* Start RECORDS PROVIDED *

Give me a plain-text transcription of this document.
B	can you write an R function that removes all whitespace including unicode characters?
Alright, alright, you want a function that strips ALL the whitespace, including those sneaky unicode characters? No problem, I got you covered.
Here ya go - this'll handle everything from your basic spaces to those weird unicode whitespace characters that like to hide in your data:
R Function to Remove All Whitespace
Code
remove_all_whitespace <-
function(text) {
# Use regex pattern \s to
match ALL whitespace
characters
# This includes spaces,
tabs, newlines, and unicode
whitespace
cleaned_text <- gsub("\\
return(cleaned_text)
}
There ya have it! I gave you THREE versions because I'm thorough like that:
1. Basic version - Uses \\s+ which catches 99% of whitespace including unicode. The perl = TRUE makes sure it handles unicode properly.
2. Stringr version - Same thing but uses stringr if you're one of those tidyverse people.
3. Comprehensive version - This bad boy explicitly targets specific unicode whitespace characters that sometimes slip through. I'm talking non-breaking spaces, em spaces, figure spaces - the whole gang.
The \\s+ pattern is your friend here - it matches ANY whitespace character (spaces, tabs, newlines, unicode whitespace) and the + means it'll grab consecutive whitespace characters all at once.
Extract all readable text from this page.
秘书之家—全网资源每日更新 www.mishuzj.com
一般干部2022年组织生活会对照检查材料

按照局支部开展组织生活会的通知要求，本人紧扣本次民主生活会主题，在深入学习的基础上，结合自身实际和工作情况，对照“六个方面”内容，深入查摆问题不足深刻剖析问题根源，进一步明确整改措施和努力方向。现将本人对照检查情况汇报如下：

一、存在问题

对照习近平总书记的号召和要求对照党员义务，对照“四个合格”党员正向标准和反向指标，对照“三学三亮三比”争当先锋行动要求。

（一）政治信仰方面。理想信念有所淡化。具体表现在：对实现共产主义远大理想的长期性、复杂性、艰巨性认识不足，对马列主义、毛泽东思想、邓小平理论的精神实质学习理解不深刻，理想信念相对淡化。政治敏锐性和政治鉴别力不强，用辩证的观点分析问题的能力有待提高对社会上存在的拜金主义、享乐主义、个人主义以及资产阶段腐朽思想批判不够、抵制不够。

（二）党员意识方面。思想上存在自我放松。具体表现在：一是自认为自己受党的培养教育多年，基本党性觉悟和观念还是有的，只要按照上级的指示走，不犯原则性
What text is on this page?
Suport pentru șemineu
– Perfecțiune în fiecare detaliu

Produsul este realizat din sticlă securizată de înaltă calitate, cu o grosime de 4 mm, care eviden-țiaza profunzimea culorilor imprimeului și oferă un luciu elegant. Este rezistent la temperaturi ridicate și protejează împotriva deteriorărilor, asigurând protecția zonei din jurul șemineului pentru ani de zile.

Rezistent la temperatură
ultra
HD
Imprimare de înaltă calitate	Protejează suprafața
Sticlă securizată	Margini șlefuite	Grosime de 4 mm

* End RECORDS PROVIDED *

• YOUR GOAL
Find the word "like" in the records and pull out each line that has it.

• TASK RESULT
Here ya go - this'll handle everything from your basic spaces to those weird unicode whitespace characters that like to hide in your data:
There ya have it! I gave you THREE versions because I'm thorough like that:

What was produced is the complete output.